# Requirements:
Find the lines below that contain the string "HADITS". Copy each one.

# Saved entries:
** start **

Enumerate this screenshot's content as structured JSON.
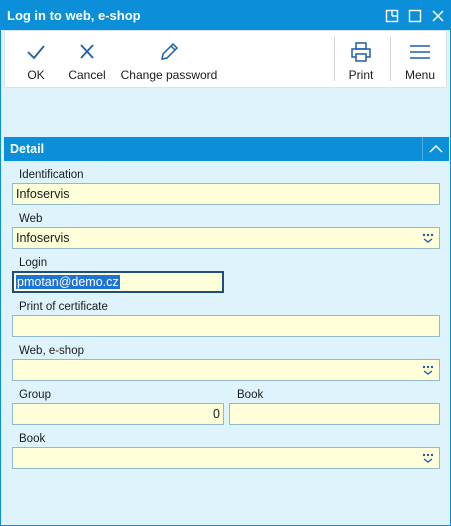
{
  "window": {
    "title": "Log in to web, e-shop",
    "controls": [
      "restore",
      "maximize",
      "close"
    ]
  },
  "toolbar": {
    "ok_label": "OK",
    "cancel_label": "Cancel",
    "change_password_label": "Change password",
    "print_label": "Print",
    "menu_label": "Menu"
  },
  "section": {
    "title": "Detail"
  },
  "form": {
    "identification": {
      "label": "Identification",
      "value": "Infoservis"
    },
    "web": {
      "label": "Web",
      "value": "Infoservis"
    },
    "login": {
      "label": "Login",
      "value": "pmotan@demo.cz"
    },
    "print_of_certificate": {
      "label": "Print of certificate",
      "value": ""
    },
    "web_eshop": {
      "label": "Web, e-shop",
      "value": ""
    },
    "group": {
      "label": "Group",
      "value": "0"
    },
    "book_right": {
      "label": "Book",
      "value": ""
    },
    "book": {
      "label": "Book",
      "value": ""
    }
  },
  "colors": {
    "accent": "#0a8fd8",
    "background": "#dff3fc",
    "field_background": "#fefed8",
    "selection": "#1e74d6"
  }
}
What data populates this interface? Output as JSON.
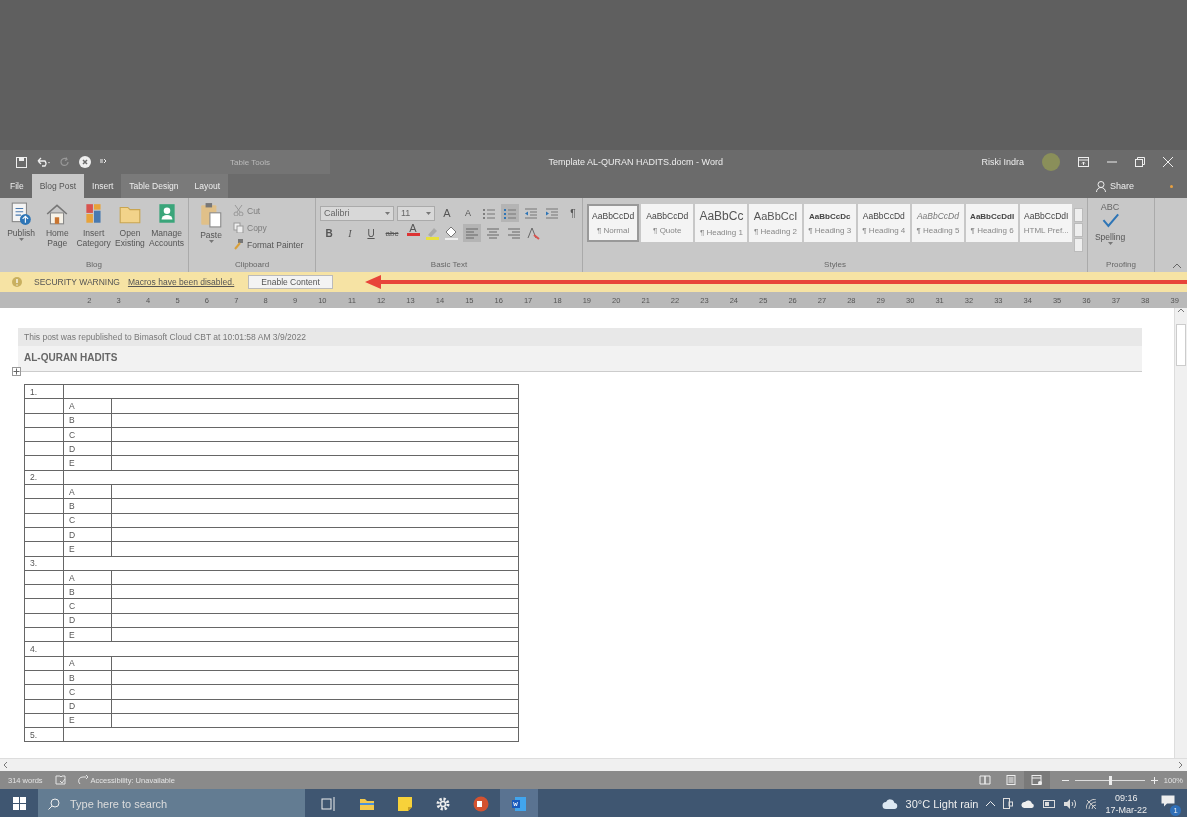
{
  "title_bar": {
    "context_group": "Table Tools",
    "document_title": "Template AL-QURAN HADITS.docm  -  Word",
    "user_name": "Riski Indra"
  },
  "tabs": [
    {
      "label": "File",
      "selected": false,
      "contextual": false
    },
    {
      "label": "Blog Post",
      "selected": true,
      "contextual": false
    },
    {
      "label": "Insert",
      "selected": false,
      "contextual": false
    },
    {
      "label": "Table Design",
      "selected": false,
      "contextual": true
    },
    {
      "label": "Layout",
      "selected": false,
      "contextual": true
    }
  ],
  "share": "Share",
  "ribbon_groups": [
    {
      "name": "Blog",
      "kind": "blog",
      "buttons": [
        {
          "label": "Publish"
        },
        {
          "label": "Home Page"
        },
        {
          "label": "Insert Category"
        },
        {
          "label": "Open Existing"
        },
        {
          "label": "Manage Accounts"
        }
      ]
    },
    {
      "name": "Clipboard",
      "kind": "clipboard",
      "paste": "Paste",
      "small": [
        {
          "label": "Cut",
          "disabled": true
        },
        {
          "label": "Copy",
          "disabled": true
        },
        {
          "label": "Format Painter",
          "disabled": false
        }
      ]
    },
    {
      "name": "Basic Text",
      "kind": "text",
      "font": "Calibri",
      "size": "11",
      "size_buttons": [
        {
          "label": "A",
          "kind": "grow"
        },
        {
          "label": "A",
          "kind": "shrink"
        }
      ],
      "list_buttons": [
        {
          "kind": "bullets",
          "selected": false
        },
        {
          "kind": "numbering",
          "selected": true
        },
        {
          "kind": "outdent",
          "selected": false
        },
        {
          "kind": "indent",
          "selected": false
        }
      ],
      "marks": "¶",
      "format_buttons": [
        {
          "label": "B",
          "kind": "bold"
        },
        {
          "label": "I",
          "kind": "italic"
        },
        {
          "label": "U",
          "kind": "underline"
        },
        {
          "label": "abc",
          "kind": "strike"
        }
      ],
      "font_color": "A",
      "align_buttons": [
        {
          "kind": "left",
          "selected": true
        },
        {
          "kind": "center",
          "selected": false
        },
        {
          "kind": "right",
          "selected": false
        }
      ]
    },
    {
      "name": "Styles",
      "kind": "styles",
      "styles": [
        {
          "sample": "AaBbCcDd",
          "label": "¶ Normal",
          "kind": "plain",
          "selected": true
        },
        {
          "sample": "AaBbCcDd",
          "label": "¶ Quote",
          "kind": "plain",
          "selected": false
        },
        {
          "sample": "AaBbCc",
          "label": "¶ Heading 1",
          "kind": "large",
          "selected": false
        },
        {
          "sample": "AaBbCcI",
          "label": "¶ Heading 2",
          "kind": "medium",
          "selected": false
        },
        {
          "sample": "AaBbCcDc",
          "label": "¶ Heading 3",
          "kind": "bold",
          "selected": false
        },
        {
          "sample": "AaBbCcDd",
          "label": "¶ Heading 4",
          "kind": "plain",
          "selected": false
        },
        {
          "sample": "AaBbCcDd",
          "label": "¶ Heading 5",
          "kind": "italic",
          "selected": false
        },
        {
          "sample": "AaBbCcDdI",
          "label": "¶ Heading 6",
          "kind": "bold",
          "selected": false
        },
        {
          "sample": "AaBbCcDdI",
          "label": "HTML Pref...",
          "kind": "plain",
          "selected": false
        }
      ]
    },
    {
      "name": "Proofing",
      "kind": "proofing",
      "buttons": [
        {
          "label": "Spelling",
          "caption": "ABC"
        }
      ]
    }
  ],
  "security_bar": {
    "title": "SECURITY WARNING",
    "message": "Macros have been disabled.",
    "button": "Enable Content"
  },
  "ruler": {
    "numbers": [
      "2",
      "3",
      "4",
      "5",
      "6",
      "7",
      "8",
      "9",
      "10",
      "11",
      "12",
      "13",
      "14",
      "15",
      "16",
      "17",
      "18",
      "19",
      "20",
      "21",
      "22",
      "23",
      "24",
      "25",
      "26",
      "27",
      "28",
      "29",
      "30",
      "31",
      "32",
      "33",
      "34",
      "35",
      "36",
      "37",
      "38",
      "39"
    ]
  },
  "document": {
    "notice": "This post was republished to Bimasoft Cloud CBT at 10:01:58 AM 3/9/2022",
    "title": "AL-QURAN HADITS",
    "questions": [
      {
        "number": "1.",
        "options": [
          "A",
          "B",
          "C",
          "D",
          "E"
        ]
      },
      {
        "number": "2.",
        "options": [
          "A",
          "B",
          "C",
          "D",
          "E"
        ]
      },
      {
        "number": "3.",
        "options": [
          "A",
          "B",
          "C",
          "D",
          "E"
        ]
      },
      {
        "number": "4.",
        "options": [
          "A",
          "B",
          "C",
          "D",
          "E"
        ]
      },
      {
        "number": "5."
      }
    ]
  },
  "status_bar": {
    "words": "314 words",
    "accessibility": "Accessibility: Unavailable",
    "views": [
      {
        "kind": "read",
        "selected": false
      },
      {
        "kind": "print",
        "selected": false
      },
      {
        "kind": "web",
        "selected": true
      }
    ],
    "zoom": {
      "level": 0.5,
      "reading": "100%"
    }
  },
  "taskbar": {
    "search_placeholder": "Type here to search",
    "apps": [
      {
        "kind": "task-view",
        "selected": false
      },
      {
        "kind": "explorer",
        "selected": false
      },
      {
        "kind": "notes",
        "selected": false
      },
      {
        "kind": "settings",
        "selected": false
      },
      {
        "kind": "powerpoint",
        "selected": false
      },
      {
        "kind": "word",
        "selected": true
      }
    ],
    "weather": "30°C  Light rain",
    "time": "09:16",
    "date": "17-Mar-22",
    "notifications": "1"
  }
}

** end **

# Response to the task:
    "document_title": "Template AL-QURAN HADITS.docm  -  Word",
    "title": "AL-QURAN HADITS",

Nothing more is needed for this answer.